# GIVEN PROBLEM
Pick out every line with the word "誘導灯設備" and copy it.

++++++++++++++++++++

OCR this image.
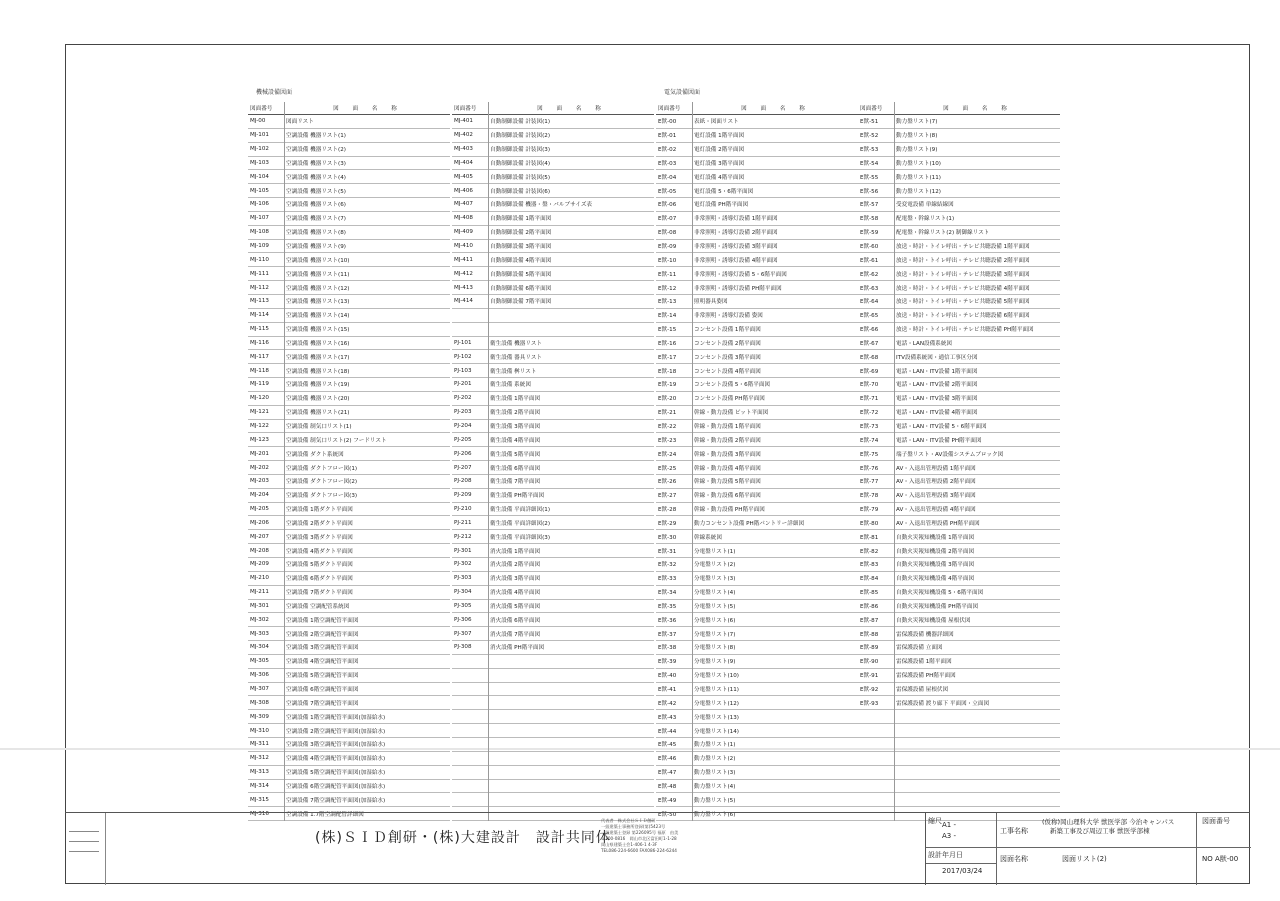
機械設備図面	電気設備図面
図面番号	図 面 名 称
MJ-00	図面リスト
MJ-101	空調設備 機器リスト(1)
MJ-102	空調設備 機器リスト(2)
MJ-103	空調設備 機器リスト(3)
MJ-104	空調設備 機器リスト(4)
MJ-105	空調設備 機器リスト(5)
MJ-106	空調設備 機器リスト(6)
MJ-107	空調設備 機器リスト(7)
MJ-108	空調設備 機器リスト(8)
MJ-109	空調設備 機器リスト(9)
MJ-110	空調設備 機器リスト(10)
MJ-111	空調設備 機器リスト(11)
MJ-112	空調設備 機器リスト(12)
MJ-113	空調設備 機器リスト(13)
MJ-114	空調設備 機器リスト(14)
MJ-115	空調設備 機器リスト(15)
MJ-116	空調設備 機器リスト(16)
MJ-117	空調設備 機器リスト(17)
MJ-118	空調設備 機器リスト(18)
MJ-119	空調設備 機器リスト(19)
MJ-120	空調設備 機器リスト(20)
MJ-121	空調設備 機器リスト(21)
MJ-122	空調設備 制気口リスト(1)
MJ-123	空調設備 制気口リスト(2) フードリスト
MJ-201	空調設備 ダクト系統図
MJ-202	空調設備 ダクトフロー図(1)
MJ-203	空調設備 ダクトフロー図(2)
MJ-204	空調設備 ダクトフロー図(3)
MJ-205	空調設備 1階ダクト平面図
MJ-206	空調設備 2階ダクト平面図
MJ-207	空調設備 3階ダクト平面図
MJ-208	空調設備 4階ダクト平面図
MJ-209	空調設備 5階ダクト平面図
MJ-210	空調設備 6階ダクト平面図
MJ-211	空調設備 7階ダクト平面図
MJ-301	空調設備 空調配管系統図
MJ-302	空調設備 1階空調配管平面図
MJ-303	空調設備 2階空調配管平面図
MJ-304	空調設備 3階空調配管平面図
MJ-305	空調設備 4階空調配管平面図
MJ-306	空調設備 5階空調配管平面図
MJ-307	空調設備 6階空調配管平面図
MJ-308	空調設備 7階空調配管平面図
MJ-309	空調設備 1階空調配管平面図(加湿給水)
MJ-310	空調設備 2階空調配管平面図(加湿給水)
MJ-311	空調設備 3階空調配管平面図(加湿給水)
MJ-312	空調設備 4階空調配管平面図(加湿給水)
MJ-313	空調設備 5階空調配管平面図(加湿給水)
MJ-314	空調設備 6階空調配管平面図(加湿給水)
MJ-315	空調設備 7階空調配管平面図(加湿給水)
MJ-316	空調設備 1.7階空調配管詳細図
図面番号	図 面 名 称
MJ-401	自動制御設備 計装図(1)
MJ-402	自動制御設備 計装図(2)
MJ-403	自動制御設備 計装図(3)
MJ-404	自動制御設備 計装図(4)
MJ-405	自動制御設備 計装図(5)
MJ-406	自動制御設備 計装図(6)
MJ-407	自動制御設備 機器・盤・バルブサイズ表
MJ-408	自動制御設備 1階平面図
MJ-409	自動制御設備 2階平面図
MJ-410	自動制御設備 3階平面図
MJ-411	自動制御設備 4階平面図
MJ-412	自動制御設備 5階平面図
MJ-413	自動制御設備 6階平面図
MJ-414	自動制御設備 7階平面図
PJ-101	衛生設備 機器リスト
PJ-102	衛生設備 器具リスト
PJ-103	衛生設備 桝リスト
PJ-201	衛生設備 系統図
PJ-202	衛生設備 1階平面図
PJ-203	衛生設備 2階平面図
PJ-204	衛生設備 3階平面図
PJ-205	衛生設備 4階平面図
PJ-206	衛生設備 5階平面図
PJ-207	衛生設備 6階平面図
PJ-208	衛生設備 7階平面図
PJ-209	衛生設備 PH階平面図
PJ-210	衛生設備 平面詳細図(1)
PJ-211	衛生設備 平面詳細図(2)
PJ-212	衛生設備 平面詳細図(3)
PJ-301	消火設備 1階平面図
PJ-302	消火設備 2階平面図
PJ-303	消火設備 3階平面図
PJ-304	消火設備 4階平面図
PJ-305	消火設備 5階平面図
PJ-306	消火設備 6階平面図
PJ-307	消火設備 7階平面図
PJ-308	消火設備 PH階平面図
図面番号	図 面 名 称
E獣-00	表紙・図面リスト
E獣-01	電灯設備 1階平面図
E獣-02	電灯設備 2階平面図
E獣-03	電灯設備 3階平面図
E獣-04	電灯設備 4階平面図
E獣-05	電灯設備 5・6階平面図
E獣-06	電灯設備 PH階平面図
E獣-07	非常照明・誘導灯設備 1階平面図
E獣-08	非常照明・誘導灯設備 2階平面図
E獣-09	非常照明・誘導灯設備 3階平面図
E獣-10	非常照明・誘導灯設備 4階平面図
E獣-11	非常照明・誘導灯設備 5・6階平面図
E獣-12	非常照明・誘導灯設備 PH階平面図
E獣-13	照明器具姿図
E獣-14	非常照明・誘導灯設備 姿図
E獣-15	コンセント設備 1階平面図
E獣-16	コンセント設備 2階平面図
E獣-17	コンセント設備 3階平面図
E獣-18	コンセント設備 4階平面図
E獣-19	コンセント設備 5・6階平面図
E獣-20	コンセント設備 PH階平面図
E獣-21	幹線・動力設備 ピット平面図
E獣-22	幹線・動力設備 1階平面図
E獣-23	幹線・動力設備 2階平面図
E獣-24	幹線・動力設備 3階平面図
E獣-25	幹線・動力設備 4階平面図
E獣-26	幹線・動力設備 5階平面図
E獣-27	幹線・動力設備 6階平面図
E獣-28	幹線・動力設備 PH階平面図
E獣-29	動力コンセント設備 PH階パントリー詳細図
E獣-30	幹線系統図
E獣-31	分電盤リスト(1)
E獣-32	分電盤リスト(2)
E獣-33	分電盤リスト(3)
E獣-34	分電盤リスト(4)
E獣-35	分電盤リスト(5)
E獣-36	分電盤リスト(6)
E獣-37	分電盤リスト(7)
E獣-38	分電盤リスト(8)
E獣-39	分電盤リスト(9)
E獣-40	分電盤リスト(10)
E獣-41	分電盤リスト(11)
E獣-42	分電盤リスト(12)
E獣-43	分電盤リスト(13)
E獣-44	分電盤リスト(14)
E獣-45	動力盤リスト(1)
E獣-46	動力盤リスト(2)
E獣-47	動力盤リスト(3)
E獣-48	動力盤リスト(4)
E獣-49	動力盤リスト(5)
E獣-50	動力盤リスト(6)
図面番号	図 面 名 称
E獣-51	動力盤リスト(7)
E獣-52	動力盤リスト(8)
E獣-53	動力盤リスト(9)
E獣-54	動力盤リスト(10)
E獣-55	動力盤リスト(11)
E獣-56	動力盤リスト(12)
E獣-57	受変電設備 単線結線図
E獣-58	配電盤・幹線リスト(1)
E獣-59	配電盤・幹線リスト(2) 制御線リスト
E獣-60	放送・時計・トイレ呼出・テレビ共聴設備 1階平面図
E獣-61	放送・時計・トイレ呼出・テレビ共聴設備 2階平面図
E獣-62	放送・時計・トイレ呼出・テレビ共聴設備 3階平面図
E獣-63	放送・時計・トイレ呼出・テレビ共聴設備 4階平面図
E獣-64	放送・時計・トイレ呼出・テレビ共聴設備 5階平面図
E獣-65	放送・時計・トイレ呼出・テレビ共聴設備 6階平面図
E獣-66	放送・時計・トイレ呼出・テレビ共聴設備 PH階平面図
E獣-67	電話・LAN設備系統図
E獣-68	ITV設備系統図・通信工事区分図
E獣-69	電話・LAN・ITV設備 1階平面図
E獣-70	電話・LAN・ITV設備 2階平面図
E獣-71	電話・LAN・ITV設備 3階平面図
E獣-72	電話・LAN・ITV設備 4階平面図
E獣-73	電話・LAN・ITV設備 5・6階平面図
E獣-74	電話・LAN・ITV設備 PH階平面図
E獣-75	端子盤リスト・AV設備システムブロック図
E獣-76	AV・入退出管理設備 1階平面図
E獣-77	AV・入退出管理設備 2階平面図
E獣-78	AV・入退出管理設備 3階平面図
E獣-79	AV・入退出管理設備 4階平面図
E獣-80	AV・入退出管理設備 PH階平面図
E獣-81	自動火災報知機設備 1階平面図
E獣-82	自動火災報知機設備 2階平面図
E獣-83	自動火災報知機設備 3階平面図
E獣-84	自動火災報知機設備 4階平面図
E獣-85	自動火災報知機設備 5・6階平面図
E獣-86	自動火災報知機設備 PH階平面図
E獣-87	自動火災報知機設備 屋根伏図
E獣-88	雷保護設備 機器詳細図
E獣-89	雷保護設備 立面図
E獣-90	雷保護設備 1階平面図
E獣-91	雷保護設備 PH階平面図
E獣-92	雷保護設備 屋根伏図
E獣-93	雷保護設備 渡り廊下 平面図・立面図
(株)ＳＩＤ創研・(株)大建設計　設計共同体
代表者　株式会社ＳＩＤ創研
一級建築士事務所登録(第)5423号
一級建築士登録 第226095号 福原　由美
〒700-0816　岡山市北区富田町1-1-28
岡山県建築士会1-406-1 4-3F
TEL086-224-6600 FAX086-224-6244
縮尺 A1 -
A3 -
設計年月日
2017/03/24
工事名称
(仮称)岡山理科大学 獣医学部 今治キャンパス
新築工事及び周辺工事 獣医学部棟
図面名称	図面リスト(2)
図面番号
NO A獣-00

++++++++++++++++++++

# ANSWER FOR THE TASK
E獣-07	非常照明・誘導灯設備 1階平面図
E獣-08	非常照明・誘導灯設備 2階平面図
E獣-09	非常照明・誘導灯設備 3階平面図
E獣-10	非常照明・誘導灯設備 4階平面図
E獣-11	非常照明・誘導灯設備 5・6階平面図
E獣-12	非常照明・誘導灯設備 PH階平面図
E獣-14	非常照明・誘導灯設備 姿図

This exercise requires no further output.